ИСХОДНЫЙ ТЕКСТ:

Но был получен приказ — взорвать! Во что бы то ни стало! Помню, на столе в штабе лежала карта моста — длинного, более четверти километра, внесенного во все железнодорожные справочники мира. Партизанские командиры снова изучали расположение дотов, систему огня, высчитывали, какое расстояние проходят часовые на своих участках и сколько это занимает времени. Герой Советского Союза Михаил Петрович Ромашин сказал тогда: «Да, недурен мостик!» — и снова склонился над картой.

И наконец сложился план операции — план сражения на большой территории, но направленного к одной цели. Было решено взять мост штурмом, и не с укрепленной восточной, а с западной стороны, где располагались ближайшие к мосту гарнизоны, готовые в любую минуту прийти на помощь его охране. Для этого нужно было пересечь реку и как бы вторично зайти в тыл немцев, пройдя километров сорок по оккупированной территории. Сначала послали туда разведку. Партизаны, уходя, шутили: «В такую даль за фрицами переться, батюшки ж вы мои! Этак скоро придется брать «языков» из самого Берлина...»

ПРЕДСТАВЛЕННЫЕ МАТЕРИАЛЫ:
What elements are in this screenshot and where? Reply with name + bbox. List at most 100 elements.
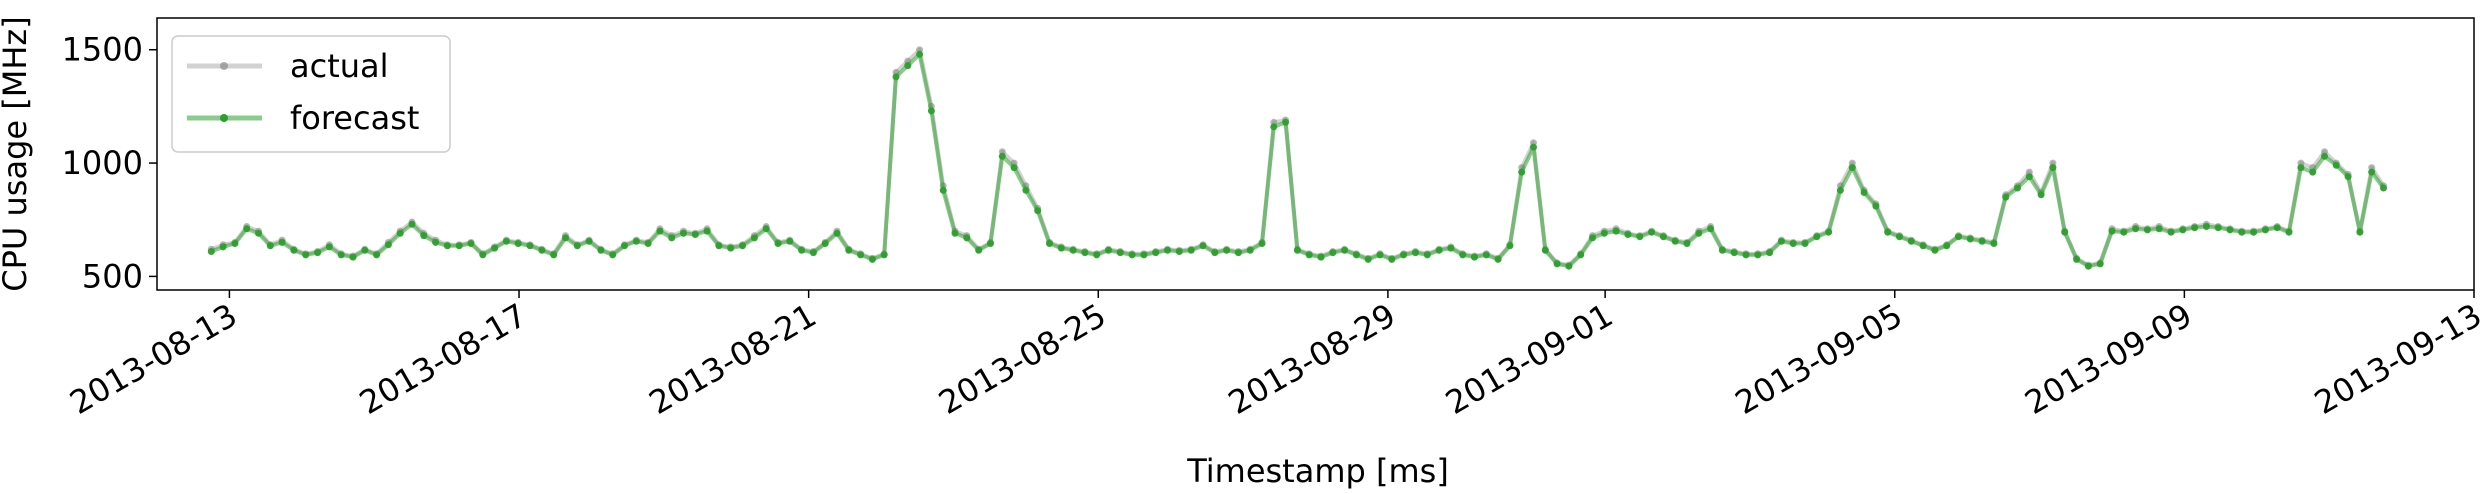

ЗАДАНИЯ:
a. Приведите фрагмент текста о мосте от слов «Но был получен» до слов «склонился над картой.» включительно, переименовав «часовые» в «караульные».
b. Перечислите всё, что, согласно тексту о мосте, партизанские командиры снова изучали и высчитывали.

ОТВЕТЫ К ЗАДАНИЯМ:
a.
Но был получен приказ — взорвать! Во что бы то ни стало! Помню, на столе в штабе лежала карта моста — длинного, более четверти километра, внесенного во все железнодорожные справочники мира. Партизанские командиры снова изучали расположение дотов, систему огня, высчитывали, какое расстояние проходят караульные на своих участках и сколько это занимает времени. Герой Советского Союза Михаил Петрович Ромашин сказал тогда: «Да, недурен мостик!» — и снова склонился над картой.

b.
- расположение дотов
- систему огня
- какое расстояние проходят часовые на своих участках
- сколько времени это занимает